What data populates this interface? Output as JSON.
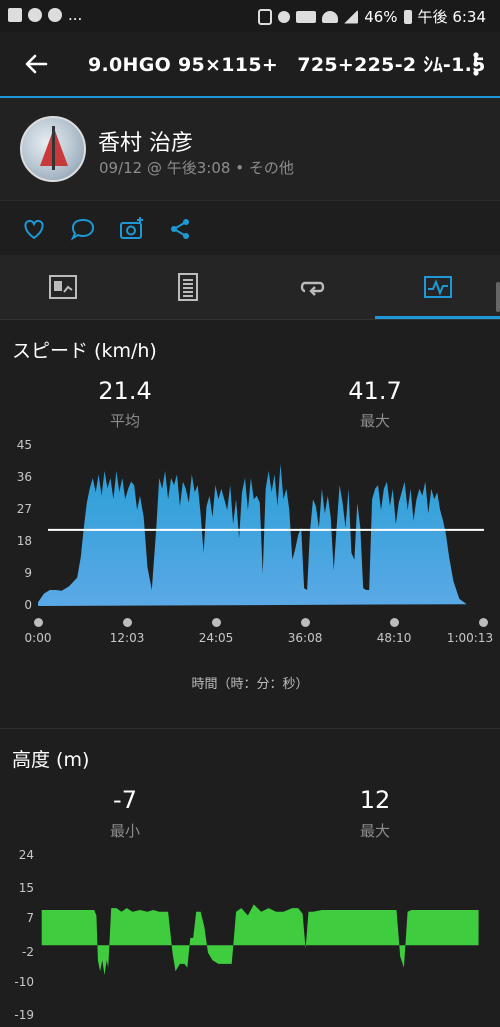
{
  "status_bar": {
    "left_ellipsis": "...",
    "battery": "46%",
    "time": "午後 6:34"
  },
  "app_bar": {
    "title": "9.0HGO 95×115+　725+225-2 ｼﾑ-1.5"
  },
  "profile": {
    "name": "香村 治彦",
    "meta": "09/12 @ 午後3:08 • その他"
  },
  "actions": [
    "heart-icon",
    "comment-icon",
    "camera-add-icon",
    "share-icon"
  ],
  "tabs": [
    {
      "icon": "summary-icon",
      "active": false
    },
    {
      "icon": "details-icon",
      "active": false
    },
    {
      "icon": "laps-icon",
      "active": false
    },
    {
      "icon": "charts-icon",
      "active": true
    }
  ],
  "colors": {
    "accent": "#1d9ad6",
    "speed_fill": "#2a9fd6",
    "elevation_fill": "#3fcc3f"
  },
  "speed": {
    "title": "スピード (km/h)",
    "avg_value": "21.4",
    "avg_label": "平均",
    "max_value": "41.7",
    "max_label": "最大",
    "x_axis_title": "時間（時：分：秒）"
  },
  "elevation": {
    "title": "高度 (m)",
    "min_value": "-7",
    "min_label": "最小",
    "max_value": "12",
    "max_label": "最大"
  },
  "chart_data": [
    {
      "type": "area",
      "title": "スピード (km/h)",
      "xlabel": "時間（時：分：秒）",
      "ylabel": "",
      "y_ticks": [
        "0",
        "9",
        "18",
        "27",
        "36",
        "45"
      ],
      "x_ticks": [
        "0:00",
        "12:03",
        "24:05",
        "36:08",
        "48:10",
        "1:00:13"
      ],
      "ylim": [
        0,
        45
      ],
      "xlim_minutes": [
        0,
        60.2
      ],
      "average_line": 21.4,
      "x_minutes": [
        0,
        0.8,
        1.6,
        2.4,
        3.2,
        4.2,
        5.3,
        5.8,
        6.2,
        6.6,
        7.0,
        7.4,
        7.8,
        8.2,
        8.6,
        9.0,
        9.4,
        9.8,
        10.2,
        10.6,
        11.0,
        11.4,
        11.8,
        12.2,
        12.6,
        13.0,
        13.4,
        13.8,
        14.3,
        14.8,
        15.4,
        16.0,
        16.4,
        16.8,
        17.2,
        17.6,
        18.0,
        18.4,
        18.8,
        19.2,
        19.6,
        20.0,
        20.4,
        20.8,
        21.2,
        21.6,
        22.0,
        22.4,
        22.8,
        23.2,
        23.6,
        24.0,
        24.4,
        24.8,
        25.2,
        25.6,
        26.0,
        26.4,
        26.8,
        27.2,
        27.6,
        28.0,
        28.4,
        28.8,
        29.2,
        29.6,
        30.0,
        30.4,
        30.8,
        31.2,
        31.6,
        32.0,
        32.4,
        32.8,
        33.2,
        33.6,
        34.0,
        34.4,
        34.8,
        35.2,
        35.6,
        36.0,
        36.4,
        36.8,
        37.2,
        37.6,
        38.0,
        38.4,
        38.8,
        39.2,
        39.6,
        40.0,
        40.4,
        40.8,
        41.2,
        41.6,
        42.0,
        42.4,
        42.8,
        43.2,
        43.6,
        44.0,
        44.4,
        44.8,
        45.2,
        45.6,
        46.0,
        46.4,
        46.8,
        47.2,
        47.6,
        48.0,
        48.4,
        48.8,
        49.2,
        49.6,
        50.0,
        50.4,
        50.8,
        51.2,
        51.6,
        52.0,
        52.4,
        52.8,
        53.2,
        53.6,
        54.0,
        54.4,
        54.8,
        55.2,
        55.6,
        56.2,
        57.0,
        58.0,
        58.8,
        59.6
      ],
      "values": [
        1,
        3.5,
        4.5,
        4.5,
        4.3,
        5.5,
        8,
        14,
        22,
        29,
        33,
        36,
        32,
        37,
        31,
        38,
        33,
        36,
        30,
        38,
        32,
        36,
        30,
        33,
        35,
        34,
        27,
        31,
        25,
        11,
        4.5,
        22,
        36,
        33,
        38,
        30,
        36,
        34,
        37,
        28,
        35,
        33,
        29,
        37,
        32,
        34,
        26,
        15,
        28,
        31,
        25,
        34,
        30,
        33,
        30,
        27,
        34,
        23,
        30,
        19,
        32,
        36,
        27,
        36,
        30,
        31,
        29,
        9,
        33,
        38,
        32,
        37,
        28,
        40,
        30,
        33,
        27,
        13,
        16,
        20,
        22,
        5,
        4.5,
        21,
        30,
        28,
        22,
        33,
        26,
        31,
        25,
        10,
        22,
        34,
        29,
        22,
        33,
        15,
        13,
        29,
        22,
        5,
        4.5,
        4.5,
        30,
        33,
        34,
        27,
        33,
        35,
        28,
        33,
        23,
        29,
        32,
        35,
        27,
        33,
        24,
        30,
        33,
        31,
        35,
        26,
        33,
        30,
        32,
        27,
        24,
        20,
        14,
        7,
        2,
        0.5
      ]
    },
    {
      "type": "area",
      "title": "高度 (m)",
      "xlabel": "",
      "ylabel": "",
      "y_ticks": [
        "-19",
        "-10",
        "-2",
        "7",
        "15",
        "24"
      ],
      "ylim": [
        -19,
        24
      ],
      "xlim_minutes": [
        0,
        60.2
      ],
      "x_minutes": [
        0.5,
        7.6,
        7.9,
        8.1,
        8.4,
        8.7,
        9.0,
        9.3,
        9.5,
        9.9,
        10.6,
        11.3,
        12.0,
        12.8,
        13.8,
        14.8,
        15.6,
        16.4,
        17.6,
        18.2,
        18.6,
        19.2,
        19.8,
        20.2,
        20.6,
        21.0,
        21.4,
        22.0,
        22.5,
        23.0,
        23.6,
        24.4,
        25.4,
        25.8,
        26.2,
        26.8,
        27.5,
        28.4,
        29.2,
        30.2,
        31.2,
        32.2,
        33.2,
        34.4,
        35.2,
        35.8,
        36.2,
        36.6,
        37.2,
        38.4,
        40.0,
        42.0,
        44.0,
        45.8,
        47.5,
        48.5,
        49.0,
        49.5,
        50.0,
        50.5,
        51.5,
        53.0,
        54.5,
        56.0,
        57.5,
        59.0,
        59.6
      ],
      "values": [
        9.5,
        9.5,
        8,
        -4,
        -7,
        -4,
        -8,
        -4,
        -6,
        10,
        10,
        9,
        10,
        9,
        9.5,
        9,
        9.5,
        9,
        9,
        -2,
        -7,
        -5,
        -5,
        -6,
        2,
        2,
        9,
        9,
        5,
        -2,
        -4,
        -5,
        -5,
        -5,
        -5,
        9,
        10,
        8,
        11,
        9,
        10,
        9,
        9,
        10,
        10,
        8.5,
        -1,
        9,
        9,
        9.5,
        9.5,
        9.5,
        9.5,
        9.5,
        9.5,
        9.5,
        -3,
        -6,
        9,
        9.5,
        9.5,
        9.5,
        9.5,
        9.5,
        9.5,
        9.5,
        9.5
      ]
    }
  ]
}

※ ※ ※

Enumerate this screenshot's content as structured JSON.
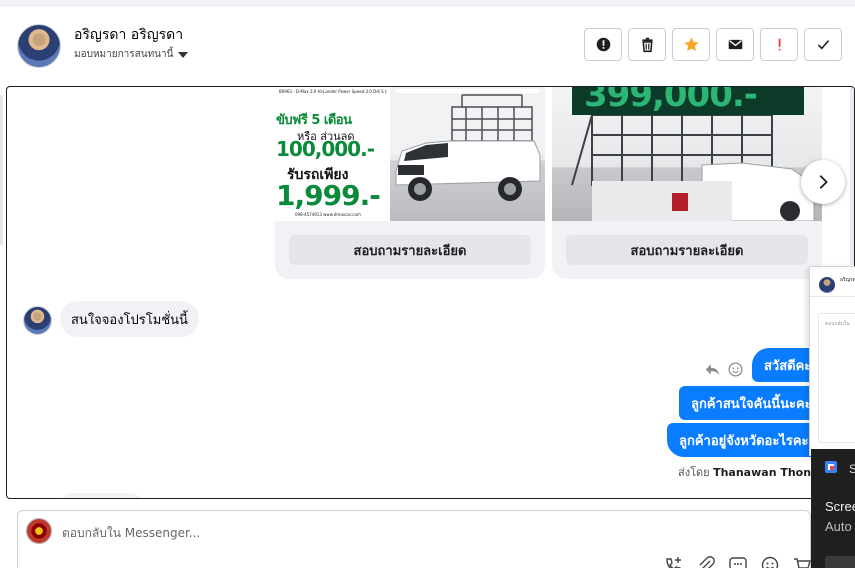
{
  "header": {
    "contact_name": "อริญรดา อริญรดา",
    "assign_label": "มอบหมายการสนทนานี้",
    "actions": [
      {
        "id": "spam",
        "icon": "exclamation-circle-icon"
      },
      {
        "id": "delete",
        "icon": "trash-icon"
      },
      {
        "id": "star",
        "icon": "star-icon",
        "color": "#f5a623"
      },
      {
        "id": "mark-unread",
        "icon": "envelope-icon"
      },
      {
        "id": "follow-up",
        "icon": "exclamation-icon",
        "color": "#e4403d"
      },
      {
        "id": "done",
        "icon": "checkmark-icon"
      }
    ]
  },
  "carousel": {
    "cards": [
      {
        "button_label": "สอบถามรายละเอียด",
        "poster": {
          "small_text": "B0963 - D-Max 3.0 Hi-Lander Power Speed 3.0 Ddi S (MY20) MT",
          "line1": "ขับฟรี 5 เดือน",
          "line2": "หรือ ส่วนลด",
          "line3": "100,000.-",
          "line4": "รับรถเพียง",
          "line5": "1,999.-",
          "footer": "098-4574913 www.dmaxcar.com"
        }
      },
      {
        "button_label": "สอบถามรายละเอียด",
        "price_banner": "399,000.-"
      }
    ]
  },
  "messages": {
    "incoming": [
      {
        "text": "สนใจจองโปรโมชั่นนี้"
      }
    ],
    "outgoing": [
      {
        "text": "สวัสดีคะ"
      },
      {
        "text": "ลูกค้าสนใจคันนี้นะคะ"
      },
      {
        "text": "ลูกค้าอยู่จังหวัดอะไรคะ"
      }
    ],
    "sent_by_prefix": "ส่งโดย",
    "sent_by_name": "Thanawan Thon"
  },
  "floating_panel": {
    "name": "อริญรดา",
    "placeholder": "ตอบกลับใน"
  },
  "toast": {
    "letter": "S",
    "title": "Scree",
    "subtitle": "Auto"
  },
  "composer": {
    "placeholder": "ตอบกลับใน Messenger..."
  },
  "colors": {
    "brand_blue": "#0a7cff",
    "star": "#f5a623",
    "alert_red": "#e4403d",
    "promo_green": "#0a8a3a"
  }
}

※ ※ ※

Aim of the task
Look for the word "this" and return every line where it occurs.

Reply to the exercise
What data populates this interface? Output as JSON.
Enumerate this screenshot's content as structured JSON.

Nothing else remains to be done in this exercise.